### Exercise task
Skip the pictures. Copy all the rest of the records down exactly.

Records that describe figures
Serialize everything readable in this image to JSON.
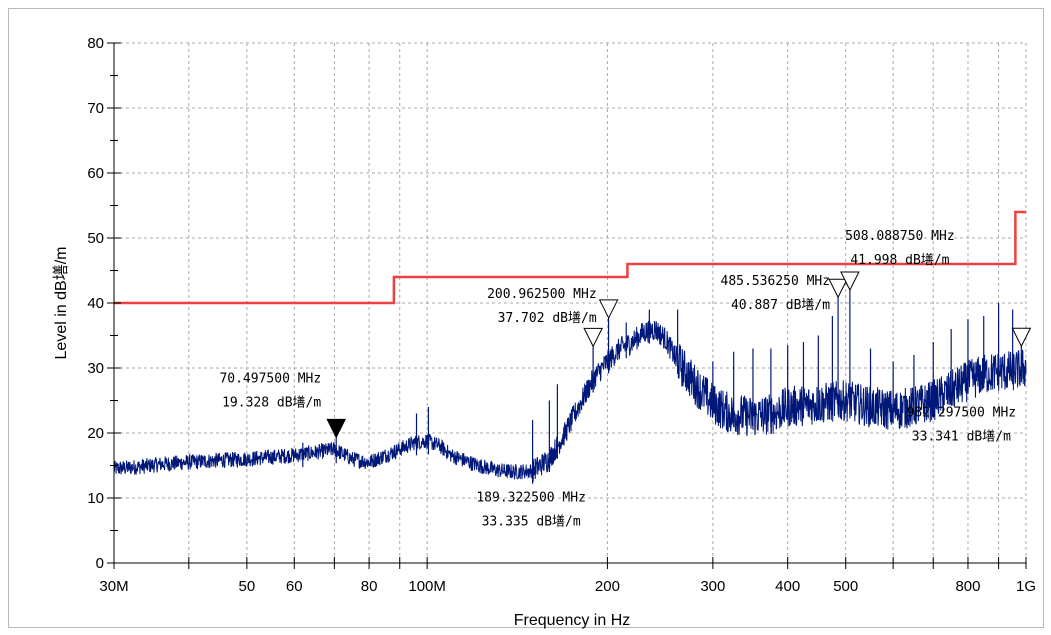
{
  "chart_data": {
    "type": "line",
    "title": "",
    "xlabel": "Frequency in Hz",
    "ylabel": "Level in dB墡/m",
    "x_scale": "log",
    "xlim": [
      30000000,
      1000000000
    ],
    "ylim": [
      0,
      80
    ],
    "grid": true,
    "y_ticks": [
      {
        "value": 0,
        "label": "0"
      },
      {
        "value": 10,
        "label": "10"
      },
      {
        "value": 20,
        "label": "20"
      },
      {
        "value": 30,
        "label": "30"
      },
      {
        "value": 40,
        "label": "40"
      },
      {
        "value": 50,
        "label": "50"
      },
      {
        "value": 60,
        "label": "60"
      },
      {
        "value": 70,
        "label": "70"
      },
      {
        "value": 80,
        "label": "80"
      }
    ],
    "x_ticks": [
      {
        "value": 30000000,
        "label": "30M"
      },
      {
        "value": 50000000,
        "label": "50"
      },
      {
        "value": 60000000,
        "label": "60"
      },
      {
        "value": 80000000,
        "label": "80"
      },
      {
        "value": 100000000,
        "label": "100M"
      },
      {
        "value": 200000000,
        "label": "200"
      },
      {
        "value": 300000000,
        "label": "300"
      },
      {
        "value": 400000000,
        "label": "400"
      },
      {
        "value": 500000000,
        "label": "500"
      },
      {
        "value": 800000000,
        "label": "800"
      },
      {
        "value": 1000000000,
        "label": "1G"
      }
    ],
    "x_grid": [
      30000000,
      40000000,
      50000000,
      60000000,
      70000000,
      80000000,
      90000000,
      100000000,
      200000000,
      300000000,
      400000000,
      500000000,
      600000000,
      700000000,
      800000000,
      900000000,
      1000000000
    ],
    "series": [
      {
        "role": "limit",
        "color": "#ef4040",
        "points": [
          [
            30000000,
            40
          ],
          [
            88000000,
            40
          ],
          [
            88000000,
            44
          ],
          [
            216000000,
            44
          ],
          [
            216000000,
            46
          ],
          [
            960000000,
            46
          ],
          [
            960000000,
            54
          ],
          [
            1000000000,
            54
          ]
        ]
      },
      {
        "role": "measurement",
        "color": "#00177a",
        "points": [
          [
            30000000,
            14.5
          ],
          [
            33000000,
            14.8
          ],
          [
            36000000,
            15.2
          ],
          [
            40000000,
            15.5
          ],
          [
            45000000,
            15.8
          ],
          [
            50000000,
            16.0
          ],
          [
            55000000,
            16.3
          ],
          [
            60000000,
            16.6
          ],
          [
            65000000,
            17.0
          ],
          [
            70000000,
            17.5
          ],
          [
            75000000,
            16.0
          ],
          [
            80000000,
            15.5
          ],
          [
            85000000,
            16.5
          ],
          [
            90000000,
            17.5
          ],
          [
            95000000,
            18.5
          ],
          [
            100000000,
            18.8
          ],
          [
            105000000,
            18.0
          ],
          [
            110000000,
            16.5
          ],
          [
            120000000,
            15.2
          ],
          [
            130000000,
            14.3
          ],
          [
            140000000,
            14.0
          ],
          [
            150000000,
            14.2
          ],
          [
            160000000,
            16.0
          ],
          [
            170000000,
            20.0
          ],
          [
            180000000,
            24.5
          ],
          [
            190000000,
            28.5
          ],
          [
            200000000,
            31.0
          ],
          [
            210000000,
            33.0
          ],
          [
            220000000,
            34.0
          ],
          [
            230000000,
            35.5
          ],
          [
            240000000,
            36.0
          ],
          [
            250000000,
            34.5
          ],
          [
            260000000,
            31.5
          ],
          [
            280000000,
            27.5
          ],
          [
            300000000,
            24.5
          ],
          [
            320000000,
            23.0
          ],
          [
            350000000,
            22.5
          ],
          [
            380000000,
            23.0
          ],
          [
            400000000,
            24.0
          ],
          [
            450000000,
            24.5
          ],
          [
            500000000,
            25.0
          ],
          [
            550000000,
            24.0
          ],
          [
            600000000,
            23.5
          ],
          [
            650000000,
            24.0
          ],
          [
            700000000,
            25.0
          ],
          [
            750000000,
            26.5
          ],
          [
            800000000,
            28.0
          ],
          [
            850000000,
            29.0
          ],
          [
            900000000,
            29.5
          ],
          [
            950000000,
            29.5
          ],
          [
            1000000000,
            30.0
          ]
        ],
        "spikes": [
          [
            62000000,
            18.5
          ],
          [
            70500000,
            19.3
          ],
          [
            96000000,
            23.0
          ],
          [
            100500000,
            24.0
          ],
          [
            150000000,
            22.0
          ],
          [
            160000000,
            25.0
          ],
          [
            165000000,
            27.5
          ],
          [
            189300000,
            33.3
          ],
          [
            200900000,
            37.7
          ],
          [
            215000000,
            37.0
          ],
          [
            235000000,
            39.0
          ],
          [
            262000000,
            39.0
          ],
          [
            300000000,
            31.0
          ],
          [
            325000000,
            32.5
          ],
          [
            350000000,
            33.0
          ],
          [
            375000000,
            33.0
          ],
          [
            400000000,
            33.5
          ],
          [
            425000000,
            34.0
          ],
          [
            450000000,
            35.0
          ],
          [
            475000000,
            38.0
          ],
          [
            485500000,
            40.9
          ],
          [
            508100000,
            42.0
          ],
          [
            550000000,
            33.0
          ],
          [
            600000000,
            31.0
          ],
          [
            650000000,
            32.0
          ],
          [
            700000000,
            34.0
          ],
          [
            750000000,
            36.0
          ],
          [
            800000000,
            37.5
          ],
          [
            850000000,
            38.0
          ],
          [
            900000000,
            40.0
          ],
          [
            950000000,
            39.0
          ],
          [
            982300000,
            33.3
          ]
        ]
      }
    ],
    "markers": [
      {
        "freq": 70497500,
        "level": 19.328,
        "filled": true,
        "freq_label": "70.497500 MHz",
        "level_label": "19.328 dB墡/m",
        "label_anchor": "end",
        "label_dx": -15,
        "label_dy": -55
      },
      {
        "freq": 189322500,
        "level": 33.335,
        "filled": false,
        "freq_label": "189.322500 MHz",
        "level_label": "33.335 dB墡/m",
        "label_anchor": "middle",
        "label_dx": -62,
        "label_dy": 155
      },
      {
        "freq": 200962500,
        "level": 37.702,
        "filled": false,
        "freq_label": "200.962500 MHz",
        "level_label": "37.702 dB墡/m",
        "label_anchor": "end",
        "label_dx": -12,
        "label_dy": -20
      },
      {
        "freq": 485536250,
        "level": 40.887,
        "filled": false,
        "freq_label": "485.536250 MHz",
        "level_label": "40.887 dB墡/m",
        "label_anchor": "end",
        "label_dx": -8,
        "label_dy": -12
      },
      {
        "freq": 508088750,
        "level": 41.998,
        "filled": false,
        "freq_label": "508.088750 MHz",
        "level_label": "41.998 dB墡/m",
        "label_anchor": "middle",
        "label_dx": 50,
        "label_dy": -50
      },
      {
        "freq": 982297500,
        "level": 33.341,
        "filled": false,
        "freq_label": "982.297500 MHz",
        "level_label": "33.341 dB墡/m",
        "label_anchor": "middle",
        "label_dx": -60,
        "label_dy": 70
      }
    ]
  }
}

### Correct response
Serialize everything readable in this image to JSON.
{
  "chart_data": {
    "type": "line",
    "title": "",
    "xlabel": "Frequency in Hz",
    "ylabel": "Level in dB墡/m",
    "x_scale": "log",
    "xlim": [
      30000000,
      1000000000
    ],
    "ylim": [
      0,
      80
    ],
    "grid": true,
    "y_ticks": [
      {
        "value": 0,
        "label": "0"
      },
      {
        "value": 10,
        "label": "10"
      },
      {
        "value": 20,
        "label": "20"
      },
      {
        "value": 30,
        "label": "30"
      },
      {
        "value": 40,
        "label": "40"
      },
      {
        "value": 50,
        "label": "50"
      },
      {
        "value": 60,
        "label": "60"
      },
      {
        "value": 70,
        "label": "70"
      },
      {
        "value": 80,
        "label": "80"
      }
    ],
    "x_ticks": [
      {
        "value": 30000000,
        "label": "30M"
      },
      {
        "value": 50000000,
        "label": "50"
      },
      {
        "value": 60000000,
        "label": "60"
      },
      {
        "value": 80000000,
        "label": "80"
      },
      {
        "value": 100000000,
        "label": "100M"
      },
      {
        "value": 200000000,
        "label": "200"
      },
      {
        "value": 300000000,
        "label": "300"
      },
      {
        "value": 400000000,
        "label": "400"
      },
      {
        "value": 500000000,
        "label": "500"
      },
      {
        "value": 800000000,
        "label": "800"
      },
      {
        "value": 1000000000,
        "label": "1G"
      }
    ],
    "x_grid": [
      30000000,
      40000000,
      50000000,
      60000000,
      70000000,
      80000000,
      90000000,
      100000000,
      200000000,
      300000000,
      400000000,
      500000000,
      600000000,
      700000000,
      800000000,
      900000000,
      1000000000
    ],
    "series": [
      {
        "role": "limit",
        "color": "#ef4040",
        "points": [
          [
            30000000,
            40
          ],
          [
            88000000,
            40
          ],
          [
            88000000,
            44
          ],
          [
            216000000,
            44
          ],
          [
            216000000,
            46
          ],
          [
            960000000,
            46
          ],
          [
            960000000,
            54
          ],
          [
            1000000000,
            54
          ]
        ]
      },
      {
        "role": "measurement",
        "color": "#00177a",
        "points": [
          [
            30000000,
            14.5
          ],
          [
            33000000,
            14.8
          ],
          [
            36000000,
            15.2
          ],
          [
            40000000,
            15.5
          ],
          [
            45000000,
            15.8
          ],
          [
            50000000,
            16.0
          ],
          [
            55000000,
            16.3
          ],
          [
            60000000,
            16.6
          ],
          [
            65000000,
            17.0
          ],
          [
            70000000,
            17.5
          ],
          [
            75000000,
            16.0
          ],
          [
            80000000,
            15.5
          ],
          [
            85000000,
            16.5
          ],
          [
            90000000,
            17.5
          ],
          [
            95000000,
            18.5
          ],
          [
            100000000,
            18.8
          ],
          [
            105000000,
            18.0
          ],
          [
            110000000,
            16.5
          ],
          [
            120000000,
            15.2
          ],
          [
            130000000,
            14.3
          ],
          [
            140000000,
            14.0
          ],
          [
            150000000,
            14.2
          ],
          [
            160000000,
            16.0
          ],
          [
            170000000,
            20.0
          ],
          [
            180000000,
            24.5
          ],
          [
            190000000,
            28.5
          ],
          [
            200000000,
            31.0
          ],
          [
            210000000,
            33.0
          ],
          [
            220000000,
            34.0
          ],
          [
            230000000,
            35.5
          ],
          [
            240000000,
            36.0
          ],
          [
            250000000,
            34.5
          ],
          [
            260000000,
            31.5
          ],
          [
            280000000,
            27.5
          ],
          [
            300000000,
            24.5
          ],
          [
            320000000,
            23.0
          ],
          [
            350000000,
            22.5
          ],
          [
            380000000,
            23.0
          ],
          [
            400000000,
            24.0
          ],
          [
            450000000,
            24.5
          ],
          [
            500000000,
            25.0
          ],
          [
            550000000,
            24.0
          ],
          [
            600000000,
            23.5
          ],
          [
            650000000,
            24.0
          ],
          [
            700000000,
            25.0
          ],
          [
            750000000,
            26.5
          ],
          [
            800000000,
            28.0
          ],
          [
            850000000,
            29.0
          ],
          [
            900000000,
            29.5
          ],
          [
            950000000,
            29.5
          ],
          [
            1000000000,
            30.0
          ]
        ],
        "spikes": [
          [
            62000000,
            18.5
          ],
          [
            70500000,
            19.3
          ],
          [
            96000000,
            23.0
          ],
          [
            100500000,
            24.0
          ],
          [
            150000000,
            22.0
          ],
          [
            160000000,
            25.0
          ],
          [
            165000000,
            27.5
          ],
          [
            189300000,
            33.3
          ],
          [
            200900000,
            37.7
          ],
          [
            215000000,
            37.0
          ],
          [
            235000000,
            39.0
          ],
          [
            262000000,
            39.0
          ],
          [
            300000000,
            31.0
          ],
          [
            325000000,
            32.5
          ],
          [
            350000000,
            33.0
          ],
          [
            375000000,
            33.0
          ],
          [
            400000000,
            33.5
          ],
          [
            425000000,
            34.0
          ],
          [
            450000000,
            35.0
          ],
          [
            475000000,
            38.0
          ],
          [
            485500000,
            40.9
          ],
          [
            508100000,
            42.0
          ],
          [
            550000000,
            33.0
          ],
          [
            600000000,
            31.0
          ],
          [
            650000000,
            32.0
          ],
          [
            700000000,
            34.0
          ],
          [
            750000000,
            36.0
          ],
          [
            800000000,
            37.5
          ],
          [
            850000000,
            38.0
          ],
          [
            900000000,
            40.0
          ],
          [
            950000000,
            39.0
          ],
          [
            982300000,
            33.3
          ]
        ]
      }
    ],
    "markers": [
      {
        "freq": 70497500,
        "level": 19.328,
        "filled": true,
        "freq_label": "70.497500 MHz",
        "level_label": "19.328 dB墡/m",
        "label_anchor": "end",
        "label_dx": -15,
        "label_dy": -55
      },
      {
        "freq": 189322500,
        "level": 33.335,
        "filled": false,
        "freq_label": "189.322500 MHz",
        "level_label": "33.335 dB墡/m",
        "label_anchor": "middle",
        "label_dx": -62,
        "label_dy": 155
      },
      {
        "freq": 200962500,
        "level": 37.702,
        "filled": false,
        "freq_label": "200.962500 MHz",
        "level_label": "37.702 dB墡/m",
        "label_anchor": "end",
        "label_dx": -12,
        "label_dy": -20
      },
      {
        "freq": 485536250,
        "level": 40.887,
        "filled": false,
        "freq_label": "485.536250 MHz",
        "level_label": "40.887 dB墡/m",
        "label_anchor": "end",
        "label_dx": -8,
        "label_dy": -12
      },
      {
        "freq": 508088750,
        "level": 41.998,
        "filled": false,
        "freq_label": "508.088750 MHz",
        "level_label": "41.998 dB墡/m",
        "label_anchor": "middle",
        "label_dx": 50,
        "label_dy": -50
      },
      {
        "freq": 982297500,
        "level": 33.341,
        "filled": false,
        "freq_label": "982.297500 MHz",
        "level_label": "33.341 dB墡/m",
        "label_anchor": "middle",
        "label_dx": -60,
        "label_dy": 70
      }
    ]
  }
}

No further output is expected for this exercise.